▸ Exercise materials
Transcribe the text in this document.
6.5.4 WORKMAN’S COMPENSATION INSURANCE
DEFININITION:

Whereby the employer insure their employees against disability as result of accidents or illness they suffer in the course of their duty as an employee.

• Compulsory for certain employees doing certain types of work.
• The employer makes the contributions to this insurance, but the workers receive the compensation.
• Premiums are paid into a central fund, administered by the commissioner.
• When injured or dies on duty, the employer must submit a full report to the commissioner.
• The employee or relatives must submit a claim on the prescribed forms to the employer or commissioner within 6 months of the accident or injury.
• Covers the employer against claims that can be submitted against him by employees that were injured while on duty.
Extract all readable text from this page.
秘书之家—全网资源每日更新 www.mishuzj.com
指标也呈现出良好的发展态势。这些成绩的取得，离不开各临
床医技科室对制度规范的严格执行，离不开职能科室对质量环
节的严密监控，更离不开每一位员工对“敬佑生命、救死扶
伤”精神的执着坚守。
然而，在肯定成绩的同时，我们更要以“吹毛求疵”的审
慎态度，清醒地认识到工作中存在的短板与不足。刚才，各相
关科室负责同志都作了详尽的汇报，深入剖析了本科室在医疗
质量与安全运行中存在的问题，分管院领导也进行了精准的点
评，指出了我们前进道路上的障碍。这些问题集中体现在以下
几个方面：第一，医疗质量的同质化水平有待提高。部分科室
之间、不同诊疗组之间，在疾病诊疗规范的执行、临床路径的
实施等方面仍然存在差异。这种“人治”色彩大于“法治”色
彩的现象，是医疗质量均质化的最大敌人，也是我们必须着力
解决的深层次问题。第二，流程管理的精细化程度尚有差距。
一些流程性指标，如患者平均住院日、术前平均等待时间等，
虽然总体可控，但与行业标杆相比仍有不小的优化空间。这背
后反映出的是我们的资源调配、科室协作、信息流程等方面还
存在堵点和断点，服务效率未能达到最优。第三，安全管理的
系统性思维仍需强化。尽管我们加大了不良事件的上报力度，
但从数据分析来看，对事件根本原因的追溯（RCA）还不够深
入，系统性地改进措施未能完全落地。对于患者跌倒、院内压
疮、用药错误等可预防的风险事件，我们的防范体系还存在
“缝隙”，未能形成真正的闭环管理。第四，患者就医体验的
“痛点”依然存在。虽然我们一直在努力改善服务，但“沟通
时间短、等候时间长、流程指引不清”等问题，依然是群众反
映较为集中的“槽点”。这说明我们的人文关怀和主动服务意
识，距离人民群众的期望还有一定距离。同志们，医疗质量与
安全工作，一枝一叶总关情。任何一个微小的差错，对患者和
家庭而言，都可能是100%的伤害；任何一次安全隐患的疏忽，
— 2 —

▸ Problem description
Repeat the listing exactly, from its first line to its last.

▸ Final answer
Transcribe the text in this document.
6.5.4 WORKMAN’S COMPENSATION INSURANCE
DEFININITION:

Whereby the employer insure their employees against disability as result of accidents or illness they suffer in the course of their duty as an employee.

• Compulsory for certain employees doing certain types of work.
• The employer makes the contributions to this insurance, but the workers receive the compensation.
• Premiums are paid into a central fund, administered by the commissioner.
• When injured or dies on duty, the employer must submit a full report to the commissioner.
• The employee or relatives must submit a claim on the prescribed forms to the employer or commissioner within 6 months of the accident or injury.
• Covers the employer against claims that can be submitted against him by employees that were injured while on duty.
Extract all readable text from this page.
秘书之家—全网资源每日更新 www.mishuzj.com
指标也呈现出良好的发展态势。这些成绩的取得，离不开各临
床医技科室对制度规范的严格执行，离不开职能科室对质量环
节的严密监控，更离不开每一位员工对“敬佑生命、救死扶
伤”精神的执着坚守。
然而，在肯定成绩的同时，我们更要以“吹毛求疵”的审
慎态度，清醒地认识到工作中存在的短板与不足。刚才，各相
关科室负责同志都作了详尽的汇报，深入剖析了本科室在医疗
质量与安全运行中存在的问题，分管院领导也进行了精准的点
评，指出了我们前进道路上的障碍。这些问题集中体现在以下
几个方面：第一，医疗质量的同质化水平有待提高。部分科室
之间、不同诊疗组之间，在疾病诊疗规范的执行、临床路径的
实施等方面仍然存在差异。这种“人治”色彩大于“法治”色
彩的现象，是医疗质量均质化的最大敌人，也是我们必须着力
解决的深层次问题。第二，流程管理的精细化程度尚有差距。
一些流程性指标，如患者平均住院日、术前平均等待时间等，
虽然总体可控，但与行业标杆相比仍有不小的优化空间。这背
后反映出的是我们的资源调配、科室协作、信息流程等方面还
存在堵点和断点，服务效率未能达到最优。第三，安全管理的
系统性思维仍需强化。尽管我们加大了不良事件的上报力度，
但从数据分析来看，对事件根本原因的追溯（RCA）还不够深
入，系统性地改进措施未能完全落地。对于患者跌倒、院内压
疮、用药错误等可预防的风险事件，我们的防范体系还存在
“缝隙”，未能形成真正的闭环管理。第四，患者就医体验的
“痛点”依然存在。虽然我们一直在努力改善服务，但“沟通
时间短、等候时间长、流程指引不清”等问题，依然是群众反
映较为集中的“槽点”。这说明我们的人文关怀和主动服务意
识，距离人民群众的期望还有一定距离。同志们，医疗质量与
安全工作，一枝一叶总关情。任何一个微小的差错，对患者和
家庭而言，都可能是100%的伤害；任何一次安全隐患的疏忽，
— 2 —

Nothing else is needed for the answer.